■ Given exercise
Find every line with the word "Drew" and report how many there are, without any other text.

begin Supplied entries

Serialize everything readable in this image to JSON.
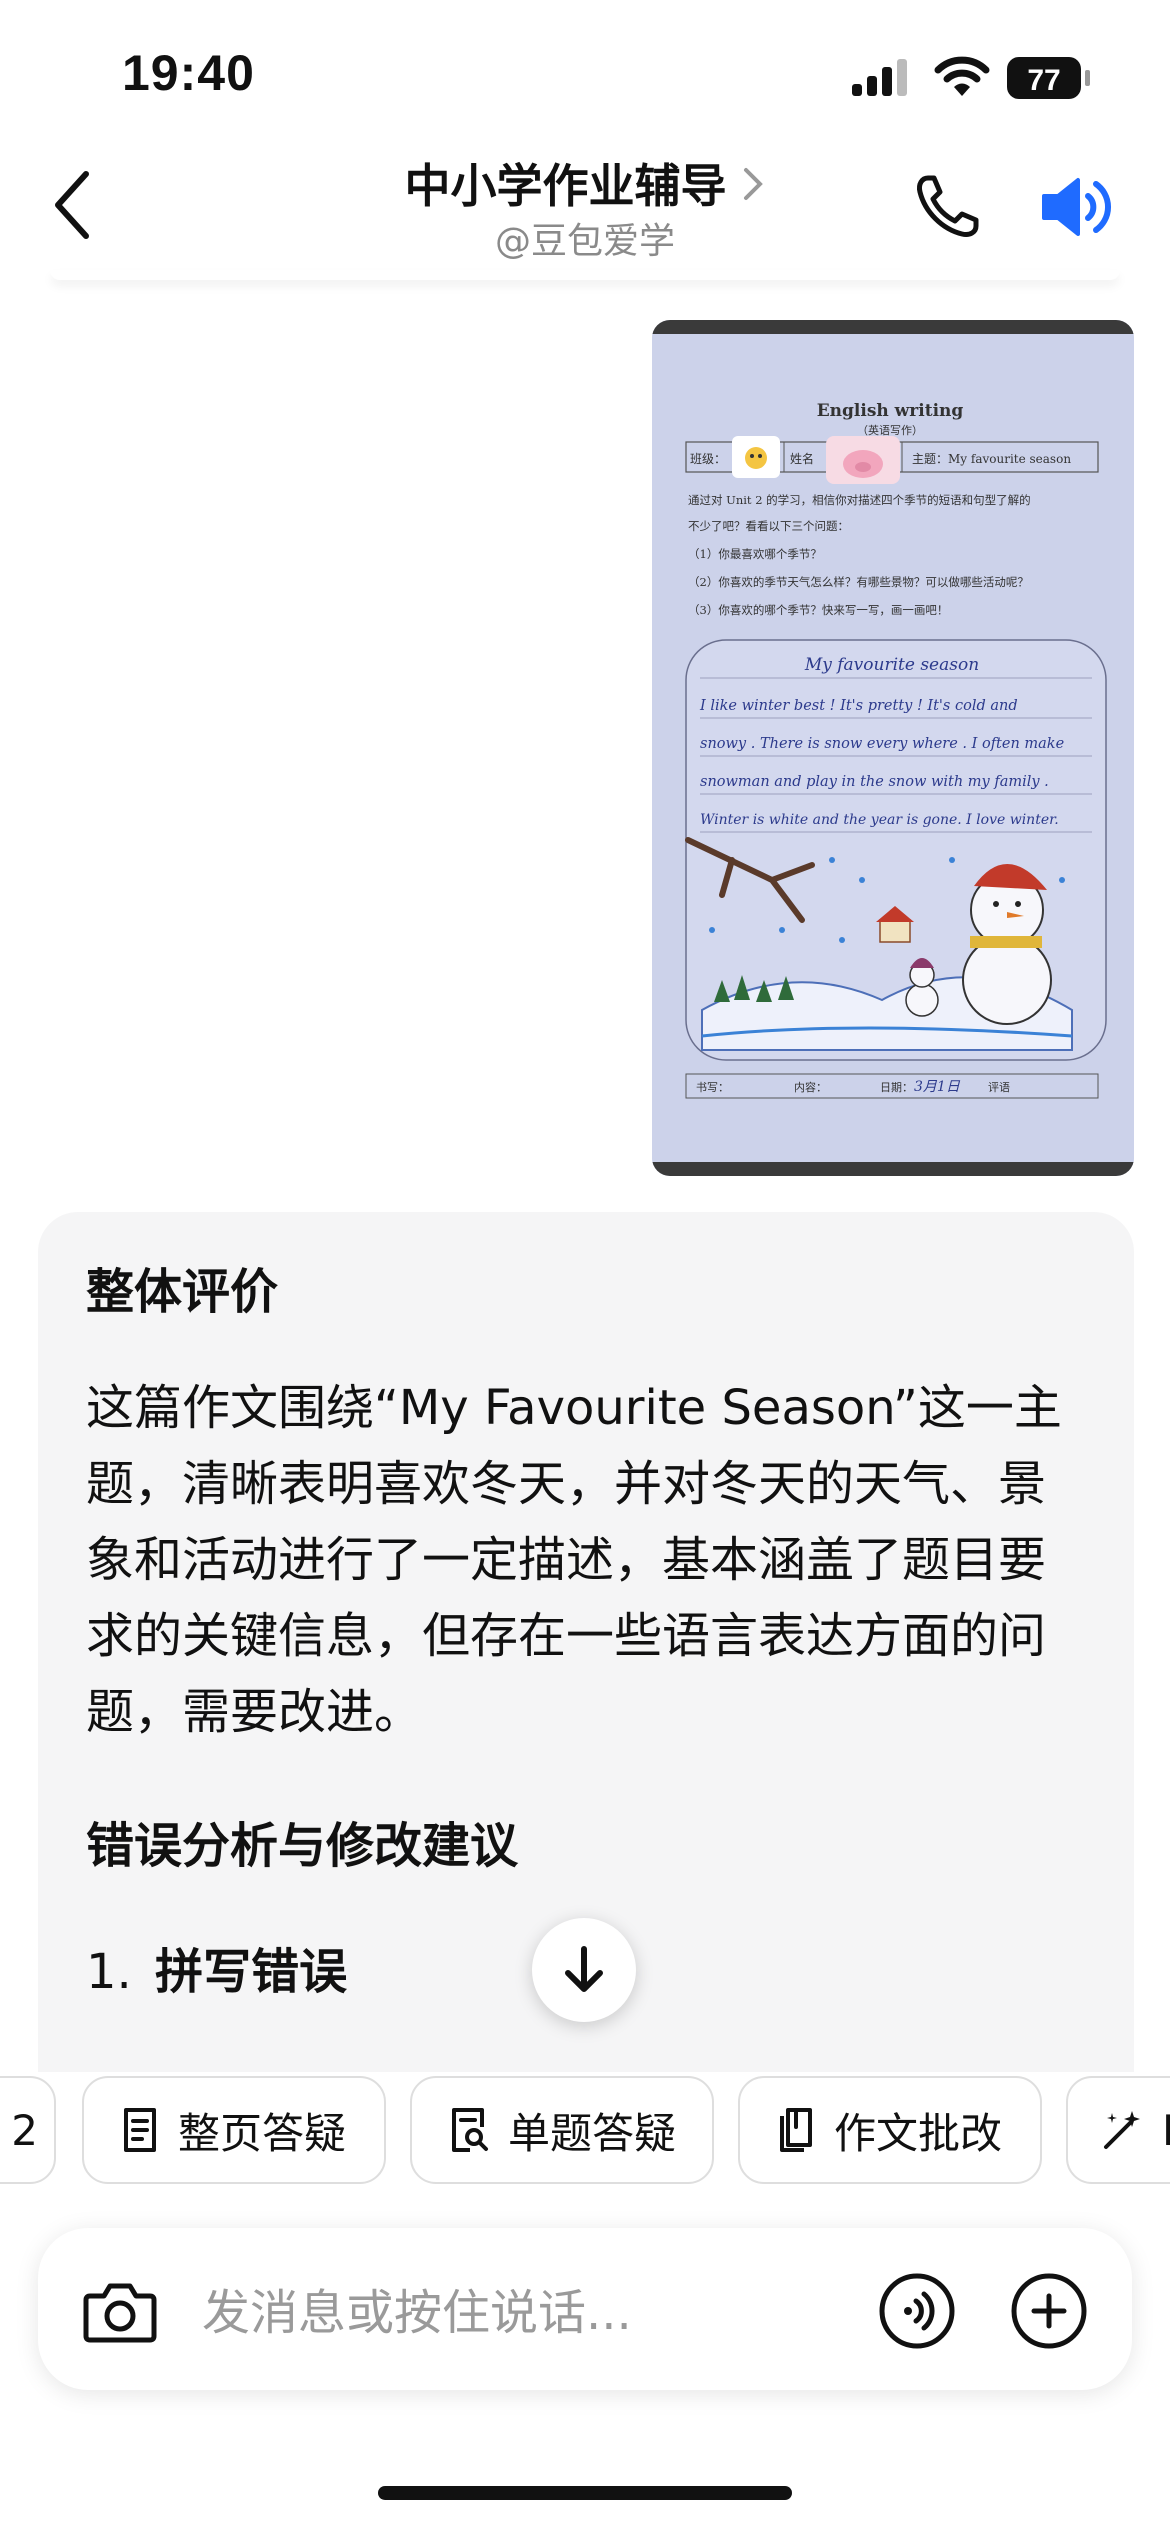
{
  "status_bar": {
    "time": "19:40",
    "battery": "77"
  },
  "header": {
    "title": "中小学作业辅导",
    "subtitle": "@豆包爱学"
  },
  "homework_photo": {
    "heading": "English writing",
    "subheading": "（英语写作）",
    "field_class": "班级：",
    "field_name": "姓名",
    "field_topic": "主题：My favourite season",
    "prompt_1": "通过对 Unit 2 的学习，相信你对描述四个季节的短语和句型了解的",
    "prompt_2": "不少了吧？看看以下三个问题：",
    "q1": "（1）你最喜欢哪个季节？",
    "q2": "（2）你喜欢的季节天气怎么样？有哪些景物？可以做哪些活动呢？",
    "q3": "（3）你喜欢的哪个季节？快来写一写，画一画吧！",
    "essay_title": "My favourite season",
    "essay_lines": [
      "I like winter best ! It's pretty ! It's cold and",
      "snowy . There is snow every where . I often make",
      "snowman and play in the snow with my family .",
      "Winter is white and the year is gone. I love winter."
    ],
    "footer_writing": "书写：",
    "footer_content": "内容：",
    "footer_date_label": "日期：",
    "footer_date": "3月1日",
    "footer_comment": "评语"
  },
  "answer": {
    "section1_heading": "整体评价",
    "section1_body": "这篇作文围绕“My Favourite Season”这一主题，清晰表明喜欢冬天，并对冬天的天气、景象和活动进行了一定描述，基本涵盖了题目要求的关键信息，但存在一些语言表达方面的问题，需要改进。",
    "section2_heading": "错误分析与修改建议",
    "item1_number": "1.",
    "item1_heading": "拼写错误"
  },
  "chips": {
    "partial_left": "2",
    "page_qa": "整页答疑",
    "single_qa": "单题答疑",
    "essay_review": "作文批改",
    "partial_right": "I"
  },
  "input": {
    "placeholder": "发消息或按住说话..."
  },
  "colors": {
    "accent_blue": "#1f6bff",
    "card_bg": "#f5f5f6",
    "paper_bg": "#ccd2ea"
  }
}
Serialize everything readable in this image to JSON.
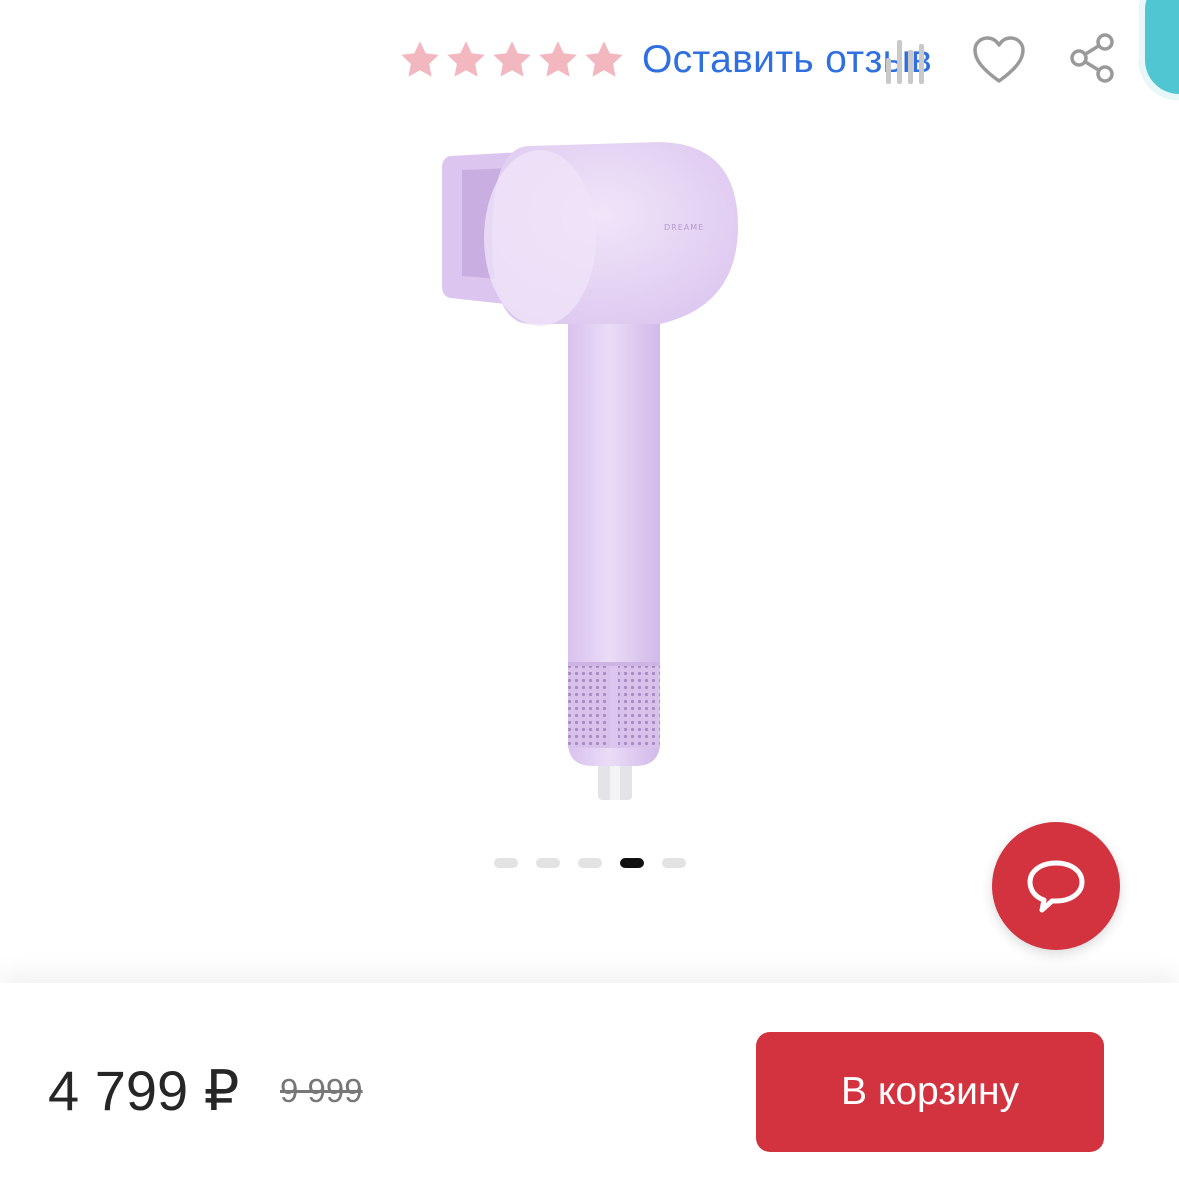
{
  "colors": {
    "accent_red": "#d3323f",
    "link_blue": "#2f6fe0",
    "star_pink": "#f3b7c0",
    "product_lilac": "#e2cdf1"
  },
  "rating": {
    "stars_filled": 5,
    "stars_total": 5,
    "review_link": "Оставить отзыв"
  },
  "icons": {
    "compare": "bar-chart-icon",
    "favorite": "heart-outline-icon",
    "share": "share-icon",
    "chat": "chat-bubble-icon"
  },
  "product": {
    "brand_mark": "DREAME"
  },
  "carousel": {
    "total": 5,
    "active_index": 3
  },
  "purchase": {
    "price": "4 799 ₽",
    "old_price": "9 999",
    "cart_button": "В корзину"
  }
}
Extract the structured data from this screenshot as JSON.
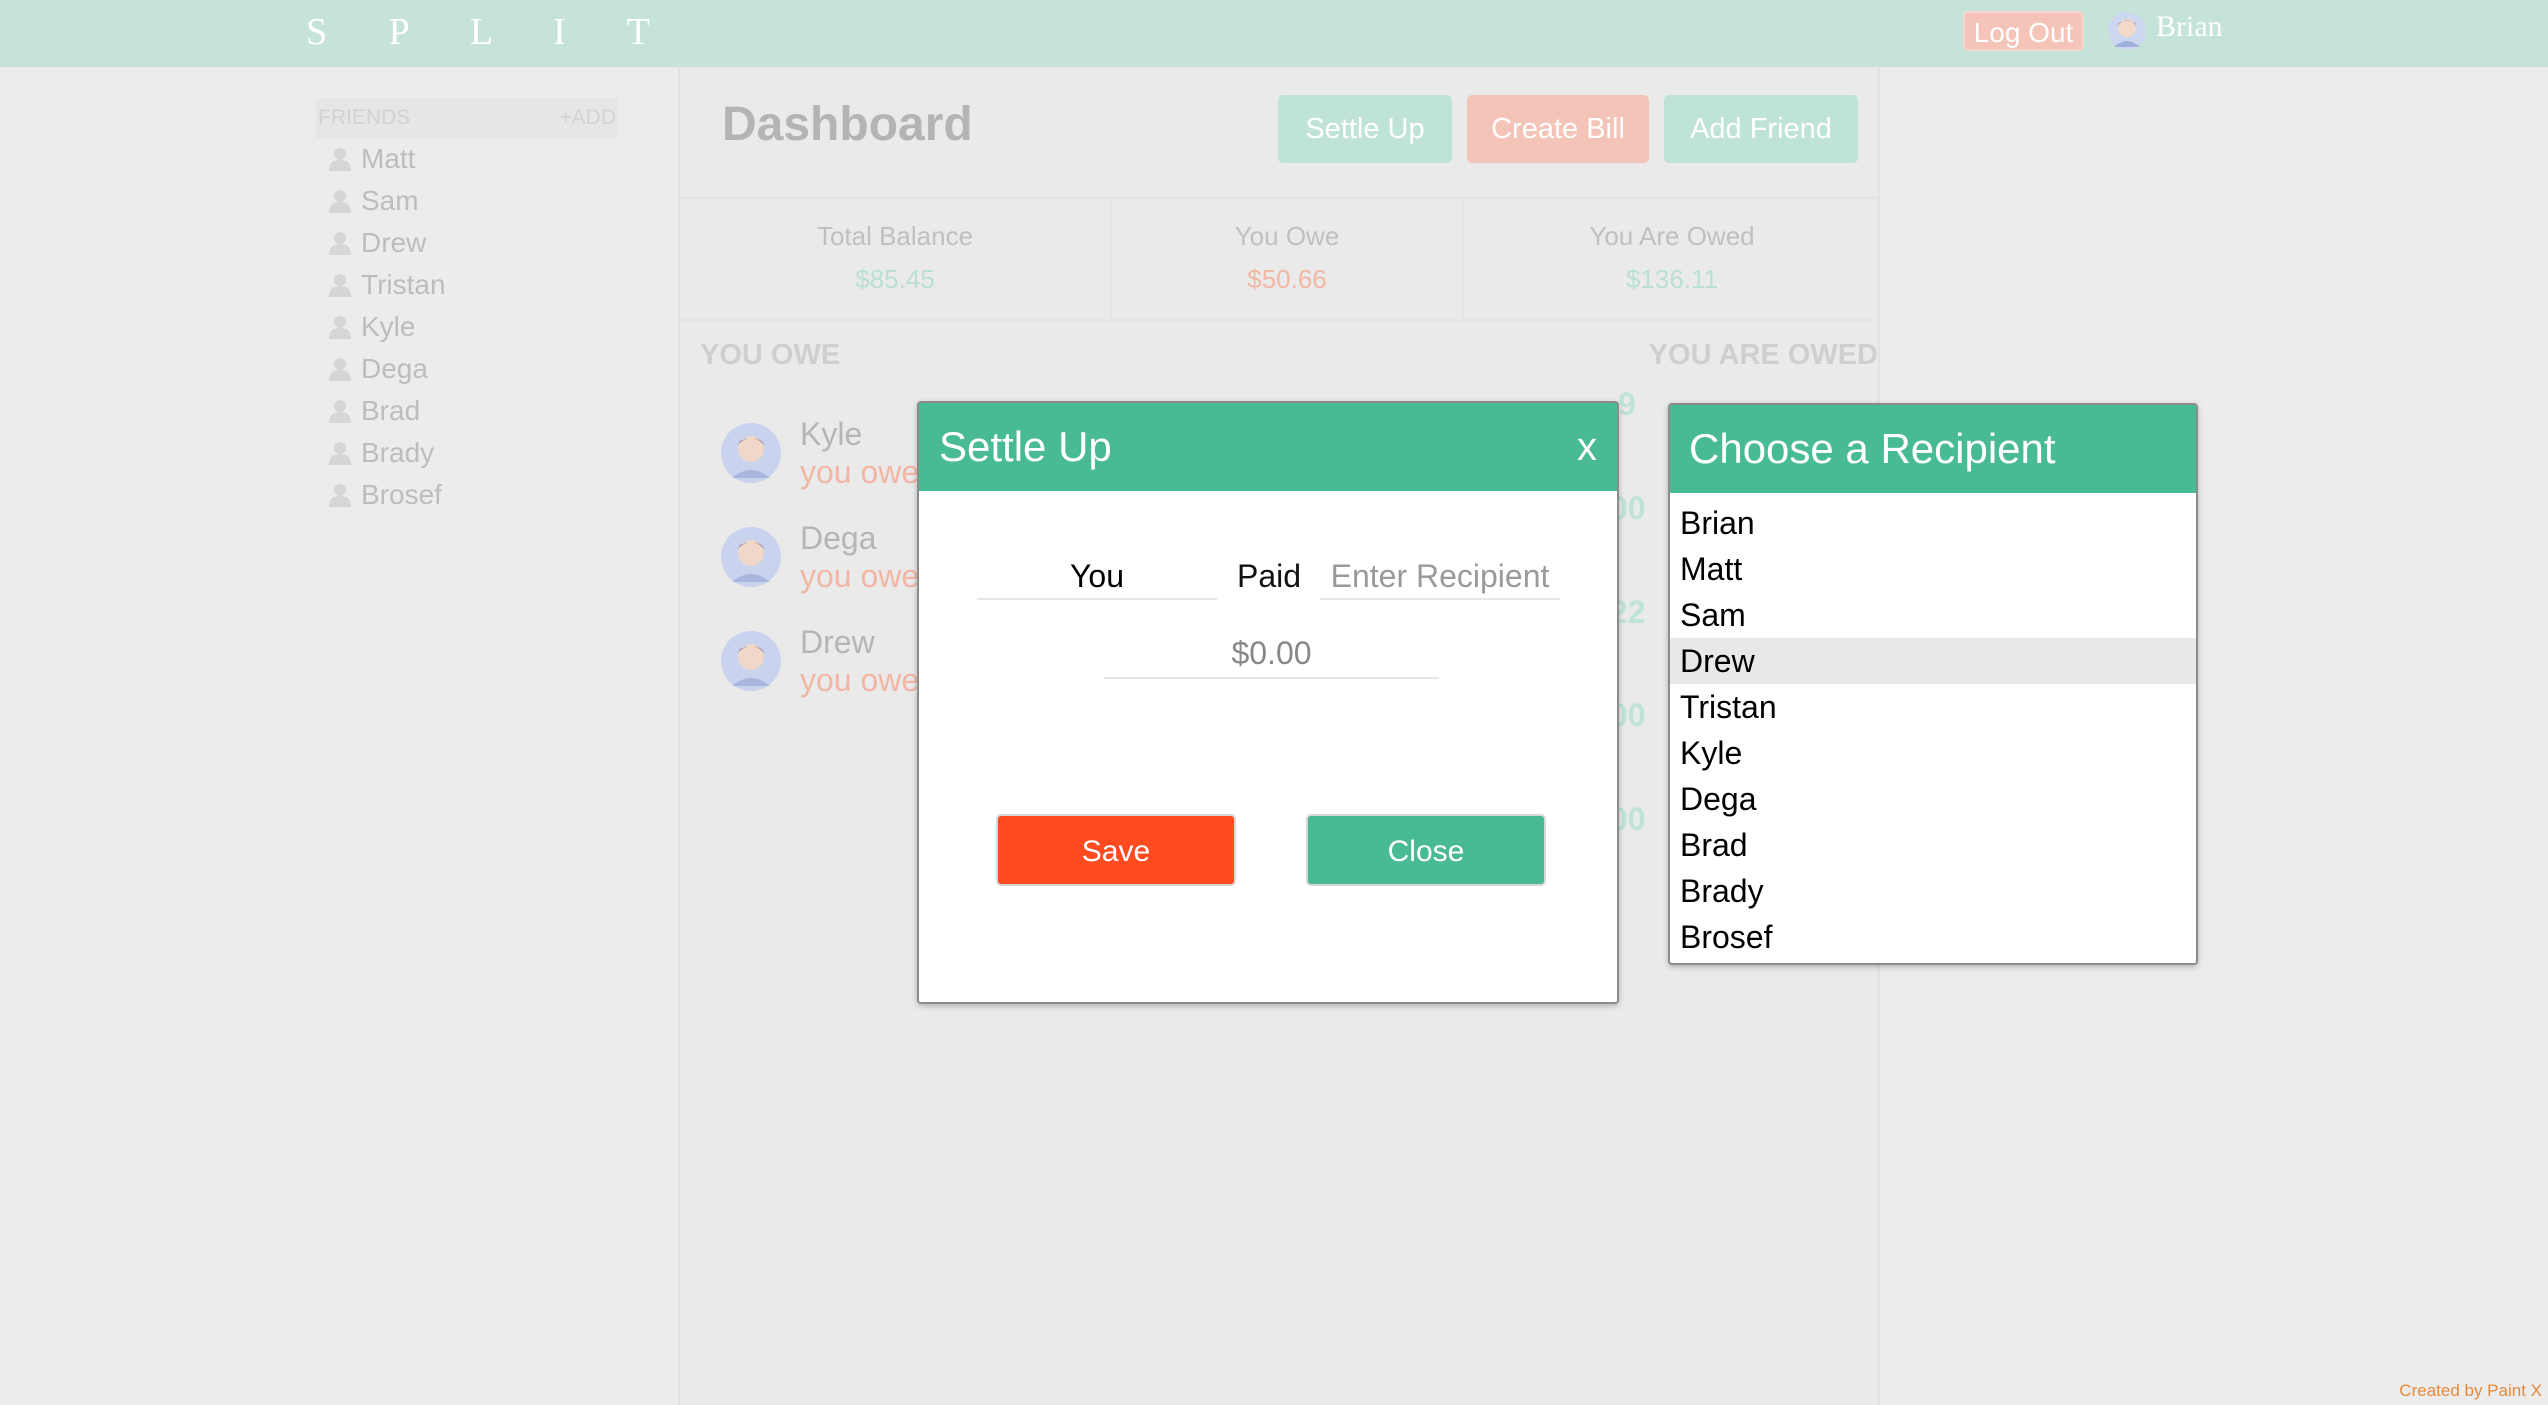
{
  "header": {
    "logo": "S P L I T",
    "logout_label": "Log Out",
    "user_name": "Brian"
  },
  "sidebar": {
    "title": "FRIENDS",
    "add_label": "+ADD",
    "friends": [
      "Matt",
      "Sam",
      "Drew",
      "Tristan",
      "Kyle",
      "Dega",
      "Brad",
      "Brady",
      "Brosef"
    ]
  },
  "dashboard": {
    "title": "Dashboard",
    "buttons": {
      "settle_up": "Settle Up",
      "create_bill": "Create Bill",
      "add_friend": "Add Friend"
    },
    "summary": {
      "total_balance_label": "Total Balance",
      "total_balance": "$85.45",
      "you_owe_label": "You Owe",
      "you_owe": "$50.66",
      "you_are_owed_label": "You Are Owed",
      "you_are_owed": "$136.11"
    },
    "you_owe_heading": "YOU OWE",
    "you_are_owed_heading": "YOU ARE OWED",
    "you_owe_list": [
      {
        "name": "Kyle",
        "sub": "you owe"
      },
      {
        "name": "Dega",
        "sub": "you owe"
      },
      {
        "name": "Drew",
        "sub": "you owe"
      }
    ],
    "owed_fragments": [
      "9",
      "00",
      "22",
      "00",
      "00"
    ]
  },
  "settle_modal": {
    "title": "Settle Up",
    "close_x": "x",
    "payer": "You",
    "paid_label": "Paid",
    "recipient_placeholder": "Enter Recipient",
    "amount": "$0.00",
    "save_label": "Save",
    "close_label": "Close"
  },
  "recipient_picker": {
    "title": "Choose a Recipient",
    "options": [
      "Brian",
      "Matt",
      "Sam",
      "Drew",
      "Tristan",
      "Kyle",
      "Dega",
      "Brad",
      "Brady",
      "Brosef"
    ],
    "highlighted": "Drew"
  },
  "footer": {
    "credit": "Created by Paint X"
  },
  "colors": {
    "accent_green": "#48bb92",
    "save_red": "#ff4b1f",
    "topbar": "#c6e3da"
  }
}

end Supplied entries

■ Written answer
4